* **Exercise**: Your answer should be one number: the count of lines in these entries that hold the word "sharing".

* **Record extracts**:
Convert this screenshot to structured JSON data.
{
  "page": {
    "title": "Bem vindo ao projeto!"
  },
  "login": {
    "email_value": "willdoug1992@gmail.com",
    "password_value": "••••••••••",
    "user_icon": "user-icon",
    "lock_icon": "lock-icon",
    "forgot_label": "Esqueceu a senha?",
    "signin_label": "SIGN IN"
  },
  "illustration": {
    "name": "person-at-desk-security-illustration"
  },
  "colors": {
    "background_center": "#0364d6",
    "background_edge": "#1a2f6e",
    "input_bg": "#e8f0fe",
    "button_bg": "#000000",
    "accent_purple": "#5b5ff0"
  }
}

--

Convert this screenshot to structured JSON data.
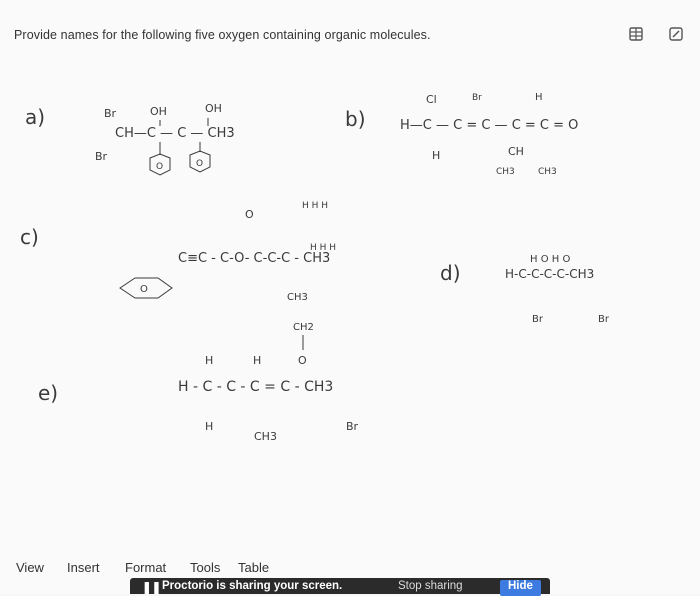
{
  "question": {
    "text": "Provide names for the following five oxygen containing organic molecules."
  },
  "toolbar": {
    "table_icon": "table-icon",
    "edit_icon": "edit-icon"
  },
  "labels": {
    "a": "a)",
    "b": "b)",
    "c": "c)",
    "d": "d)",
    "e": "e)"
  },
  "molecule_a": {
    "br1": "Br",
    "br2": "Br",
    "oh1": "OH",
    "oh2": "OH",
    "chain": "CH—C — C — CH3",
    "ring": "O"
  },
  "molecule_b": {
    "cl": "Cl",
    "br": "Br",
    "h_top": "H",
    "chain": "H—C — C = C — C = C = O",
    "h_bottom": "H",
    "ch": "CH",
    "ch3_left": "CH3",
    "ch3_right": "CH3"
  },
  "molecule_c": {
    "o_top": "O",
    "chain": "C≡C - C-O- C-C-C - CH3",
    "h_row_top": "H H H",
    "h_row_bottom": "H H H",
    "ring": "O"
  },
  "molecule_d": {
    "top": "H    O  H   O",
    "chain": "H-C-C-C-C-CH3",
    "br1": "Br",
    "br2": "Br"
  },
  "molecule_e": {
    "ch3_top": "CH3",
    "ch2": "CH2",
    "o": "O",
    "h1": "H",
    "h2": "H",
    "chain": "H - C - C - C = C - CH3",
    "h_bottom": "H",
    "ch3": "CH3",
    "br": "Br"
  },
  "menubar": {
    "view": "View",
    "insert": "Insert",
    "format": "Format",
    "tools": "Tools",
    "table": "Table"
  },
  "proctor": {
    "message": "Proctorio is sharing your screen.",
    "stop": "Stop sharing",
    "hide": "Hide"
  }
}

* **Result below**: 2